▸ **Short exercise**
Reproduce all of the data exactly, with no line skipped.

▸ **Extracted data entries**
»»
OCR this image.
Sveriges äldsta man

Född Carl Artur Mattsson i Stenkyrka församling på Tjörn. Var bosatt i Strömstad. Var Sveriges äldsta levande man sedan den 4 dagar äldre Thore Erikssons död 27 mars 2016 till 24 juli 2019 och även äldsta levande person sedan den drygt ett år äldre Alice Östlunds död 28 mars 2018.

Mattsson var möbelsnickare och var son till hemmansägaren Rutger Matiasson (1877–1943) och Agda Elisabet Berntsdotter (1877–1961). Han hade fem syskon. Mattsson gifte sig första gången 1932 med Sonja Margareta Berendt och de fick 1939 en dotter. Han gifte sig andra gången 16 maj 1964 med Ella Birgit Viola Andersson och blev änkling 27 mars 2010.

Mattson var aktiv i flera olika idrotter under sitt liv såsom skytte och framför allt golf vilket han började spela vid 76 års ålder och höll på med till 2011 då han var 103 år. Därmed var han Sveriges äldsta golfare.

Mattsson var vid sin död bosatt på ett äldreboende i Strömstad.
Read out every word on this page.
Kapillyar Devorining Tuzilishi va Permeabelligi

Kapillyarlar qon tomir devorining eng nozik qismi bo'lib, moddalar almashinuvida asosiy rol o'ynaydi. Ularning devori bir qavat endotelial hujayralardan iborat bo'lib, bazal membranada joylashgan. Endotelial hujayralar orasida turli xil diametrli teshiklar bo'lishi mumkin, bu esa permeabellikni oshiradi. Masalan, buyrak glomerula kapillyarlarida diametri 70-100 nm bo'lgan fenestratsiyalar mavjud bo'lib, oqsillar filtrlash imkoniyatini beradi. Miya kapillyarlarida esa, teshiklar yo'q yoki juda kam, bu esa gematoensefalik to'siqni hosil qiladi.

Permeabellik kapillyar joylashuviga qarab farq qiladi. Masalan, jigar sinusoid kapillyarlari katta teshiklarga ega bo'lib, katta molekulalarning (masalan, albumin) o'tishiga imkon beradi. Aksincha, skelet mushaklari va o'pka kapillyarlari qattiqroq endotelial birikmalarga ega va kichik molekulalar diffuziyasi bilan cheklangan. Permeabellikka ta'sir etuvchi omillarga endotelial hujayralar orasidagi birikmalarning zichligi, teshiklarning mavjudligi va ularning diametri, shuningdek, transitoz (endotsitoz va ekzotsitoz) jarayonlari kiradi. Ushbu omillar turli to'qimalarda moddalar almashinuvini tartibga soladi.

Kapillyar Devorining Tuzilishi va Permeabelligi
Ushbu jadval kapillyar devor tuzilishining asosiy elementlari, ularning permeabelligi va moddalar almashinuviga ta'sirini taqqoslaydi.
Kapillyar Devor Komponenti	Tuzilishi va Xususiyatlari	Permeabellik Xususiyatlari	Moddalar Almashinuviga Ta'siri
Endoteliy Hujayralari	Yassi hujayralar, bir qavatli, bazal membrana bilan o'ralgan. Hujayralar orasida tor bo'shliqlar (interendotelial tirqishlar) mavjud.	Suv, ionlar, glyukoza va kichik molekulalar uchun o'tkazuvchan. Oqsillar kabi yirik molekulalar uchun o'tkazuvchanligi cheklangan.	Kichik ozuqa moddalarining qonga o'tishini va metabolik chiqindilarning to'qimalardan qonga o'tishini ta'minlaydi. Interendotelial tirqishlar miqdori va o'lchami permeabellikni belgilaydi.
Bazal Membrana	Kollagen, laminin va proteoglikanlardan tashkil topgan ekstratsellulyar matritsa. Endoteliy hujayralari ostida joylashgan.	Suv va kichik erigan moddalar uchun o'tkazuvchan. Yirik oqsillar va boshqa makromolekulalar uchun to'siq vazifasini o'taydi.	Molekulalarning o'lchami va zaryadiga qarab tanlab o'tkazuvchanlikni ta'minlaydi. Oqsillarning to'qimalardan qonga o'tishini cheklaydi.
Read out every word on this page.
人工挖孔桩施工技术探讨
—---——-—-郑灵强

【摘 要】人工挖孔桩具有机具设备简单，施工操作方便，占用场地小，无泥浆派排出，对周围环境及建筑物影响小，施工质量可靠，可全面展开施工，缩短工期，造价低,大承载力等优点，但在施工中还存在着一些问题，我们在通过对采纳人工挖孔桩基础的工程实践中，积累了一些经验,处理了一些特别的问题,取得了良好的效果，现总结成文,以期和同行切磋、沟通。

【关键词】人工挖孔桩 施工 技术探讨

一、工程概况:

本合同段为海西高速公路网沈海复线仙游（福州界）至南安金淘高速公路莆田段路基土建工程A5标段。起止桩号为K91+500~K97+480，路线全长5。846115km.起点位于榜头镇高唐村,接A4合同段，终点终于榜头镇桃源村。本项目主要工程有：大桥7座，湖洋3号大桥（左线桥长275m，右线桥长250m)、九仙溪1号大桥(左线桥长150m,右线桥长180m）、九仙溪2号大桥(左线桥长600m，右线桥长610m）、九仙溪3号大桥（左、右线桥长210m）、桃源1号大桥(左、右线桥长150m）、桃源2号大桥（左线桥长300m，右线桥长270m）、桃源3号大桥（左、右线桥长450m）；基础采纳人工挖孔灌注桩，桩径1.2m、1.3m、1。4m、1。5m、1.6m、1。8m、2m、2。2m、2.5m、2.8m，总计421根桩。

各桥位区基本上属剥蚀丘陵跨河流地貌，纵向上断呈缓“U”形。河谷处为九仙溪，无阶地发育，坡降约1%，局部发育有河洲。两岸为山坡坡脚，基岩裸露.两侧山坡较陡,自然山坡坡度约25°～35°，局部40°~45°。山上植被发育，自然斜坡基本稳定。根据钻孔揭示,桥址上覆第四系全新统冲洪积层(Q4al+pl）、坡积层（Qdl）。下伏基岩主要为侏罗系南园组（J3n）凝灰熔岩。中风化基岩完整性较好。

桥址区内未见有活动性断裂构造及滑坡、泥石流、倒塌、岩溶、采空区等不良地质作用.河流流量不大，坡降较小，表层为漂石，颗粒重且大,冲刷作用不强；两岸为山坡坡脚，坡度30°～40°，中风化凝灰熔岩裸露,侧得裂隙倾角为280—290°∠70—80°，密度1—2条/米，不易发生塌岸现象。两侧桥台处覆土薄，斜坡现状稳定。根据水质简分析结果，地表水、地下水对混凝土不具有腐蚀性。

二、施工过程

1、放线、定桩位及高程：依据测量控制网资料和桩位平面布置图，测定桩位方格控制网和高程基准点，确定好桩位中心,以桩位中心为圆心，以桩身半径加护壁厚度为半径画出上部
««
▸ **Exercise solution**
OCR this image.
Sveriges äldsta man

Född Carl Artur Mattsson i Stenkyrka församling på Tjörn. Var bosatt i Strömstad. Var Sveriges äldsta levande man sedan den 4 dagar äldre Thore Erikssons död 27 mars 2016 till 24 juli 2019 och även äldsta levande person sedan den drygt ett år äldre Alice Östlunds död 28 mars 2018.

Mattsson var möbelsnickare och var son till hemmansägaren Rutger Matiasson (1877–1943) och Agda Elisabet Berntsdotter (1877–1961). Han hade fem syskon. Mattsson gifte sig första gången 1932 med Sonja Margareta Berendt och de fick 1939 en dotter. Han gifte sig andra gången 16 maj 1964 med Ella Birgit Viola Andersson och blev änkling 27 mars 2010.

Mattson var aktiv i flera olika idrotter under sitt liv såsom skytte och framför allt golf vilket han började spela vid 76 års ålder och höll på med till 2011 då han var 103 år. Därmed var han Sveriges äldsta golfare.

Mattsson var vid sin död bosatt på ett äldreboende i Strömstad.
Read out every word on this page.
Kapillyar Devorining Tuzilishi va Permeabelligi

Kapillyarlar qon tomir devorining eng nozik qismi bo'lib, moddalar almashinuvida asosiy rol o'ynaydi. Ularning devori bir qavat endotelial hujayralardan iborat bo'lib, bazal membranada joylashgan. Endotelial hujayralar orasida turli xil diametrli teshiklar bo'lishi mumkin, bu esa permeabellikni oshiradi. Masalan, buyrak glomerula kapillyarlarida diametri 70-100 nm bo'lgan fenestratsiyalar mavjud bo'lib, oqsillar filtrlash imkoniyatini beradi. Miya kapillyarlarida esa, teshiklar yo'q yoki juda kam, bu esa gematoensefalik to'siqni hosil qiladi.

Permeabellik kapillyar joylashuviga qarab farq qiladi. Masalan, jigar sinusoid kapillyarlari katta teshiklarga ega bo'lib, katta molekulalarning (masalan, albumin) o'tishiga imkon beradi. Aksincha, skelet mushaklari va o'pka kapillyarlari qattiqroq endotelial birikmalarga ega va kichik molekulalar diffuziyasi bilan cheklangan. Permeabellikka ta'sir etuvchi omillarga endotelial hujayralar orasidagi birikmalarning zichligi, teshiklarning mavjudligi va ularning diametri, shuningdek, transitoz (endotsitoz va ekzotsitoz) jarayonlari kiradi. Ushbu omillar turli to'qimalarda moddalar almashinuvini tartibga soladi.

Kapillyar Devorining Tuzilishi va Permeabelligi
Ushbu jadval kapillyar devor tuzilishining asosiy elementlari, ularning permeabelligi va moddalar almashinuviga ta'sirini taqqoslaydi.
Kapillyar Devor Komponenti	Tuzilishi va Xususiyatlari	Permeabellik Xususiyatlari	Moddalar Almashinuviga Ta'siri
Endoteliy Hujayralari	Yassi hujayralar, bir qavatli, bazal membrana bilan o'ralgan. Hujayralar orasida tor bo'shliqlar (interendotelial tirqishlar) mavjud.	Suv, ionlar, glyukoza va kichik molekulalar uchun o'tkazuvchan. Oqsillar kabi yirik molekulalar uchun o'tkazuvchanligi cheklangan.	Kichik ozuqa moddalarining qonga o'tishini va metabolik chiqindilarning to'qimalardan qonga o'tishini ta'minlaydi. Interendotelial tirqishlar miqdori va o'lchami permeabellikni belgilaydi.
Bazal Membrana	Kollagen, laminin va proteoglikanlardan tashkil topgan ekstratsellulyar matritsa. Endoteliy hujayralari ostida joylashgan.	Suv va kichik erigan moddalar uchun o'tkazuvchan. Yirik oqsillar va boshqa makromolekulalar uchun to'siq vazifasini o'taydi.	Molekulalarning o'lchami va zaryadiga qarab tanlab o'tkazuvchanlikni ta'minlaydi. Oqsillarning to'qimalardan qonga o'tishini cheklaydi.
Read out every word on this page.
人工挖孔桩施工技术探讨
—---——-—-郑灵强

【摘 要】人工挖孔桩具有机具设备简单，施工操作方便，占用场地小，无泥浆派排出，对周围环境及建筑物影响小，施工质量可靠，可全面展开施工，缩短工期，造价低,大承载力等优点，但在施工中还存在着一些问题，我们在通过对采纳人工挖孔桩基础的工程实践中，积累了一些经验,处理了一些特别的问题,取得了良好的效果，现总结成文,以期和同行切磋、沟通。

【关键词】人工挖孔桩 施工 技术探讨

一、工程概况:

本合同段为海西高速公路网沈海复线仙游（福州界）至南安金淘高速公路莆田段路基土建工程A5标段。起止桩号为K91+500~K97+480，路线全长5。846115km.起点位于榜头镇高唐村,接A4合同段，终点终于榜头镇桃源村。本项目主要工程有：大桥7座，湖洋3号大桥（左线桥长275m，右线桥长250m)、九仙溪1号大桥(左线桥长150m,右线桥长180m）、九仙溪2号大桥(左线桥长600m，右线桥长610m）、九仙溪3号大桥（左、右线桥长210m）、桃源1号大桥(左、右线桥长150m）、桃源2号大桥（左线桥长300m，右线桥长270m）、桃源3号大桥（左、右线桥长450m）；基础采纳人工挖孔灌注桩，桩径1.2m、1.3m、1。4m、1。5m、1.6m、1。8m、2m、2。2m、2.5m、2.8m，总计421根桩。

各桥位区基本上属剥蚀丘陵跨河流地貌，纵向上断呈缓“U”形。河谷处为九仙溪，无阶地发育，坡降约1%，局部发育有河洲。两岸为山坡坡脚，基岩裸露.两侧山坡较陡,自然山坡坡度约25°～35°，局部40°~45°。山上植被发育，自然斜坡基本稳定。根据钻孔揭示,桥址上覆第四系全新统冲洪积层(Q4al+pl）、坡积层（Qdl）。下伏基岩主要为侏罗系南园组（J3n）凝灰熔岩。中风化基岩完整性较好。

桥址区内未见有活动性断裂构造及滑坡、泥石流、倒塌、岩溶、采空区等不良地质作用.河流流量不大，坡降较小，表层为漂石，颗粒重且大,冲刷作用不强；两岸为山坡坡脚，坡度30°～40°，中风化凝灰熔岩裸露,侧得裂隙倾角为280—290°∠70—80°，密度1—2条/米，不易发生塌岸现象。两侧桥台处覆土薄，斜坡现状稳定。根据水质简分析结果，地表水、地下水对混凝土不具有腐蚀性。

二、施工过程

1、放线、定桩位及高程：依据测量控制网资料和桩位平面布置图，测定桩位方格控制网和高程基准点，确定好桩位中心,以桩位中心为圆心，以桩身半径加护壁厚度为半径画出上部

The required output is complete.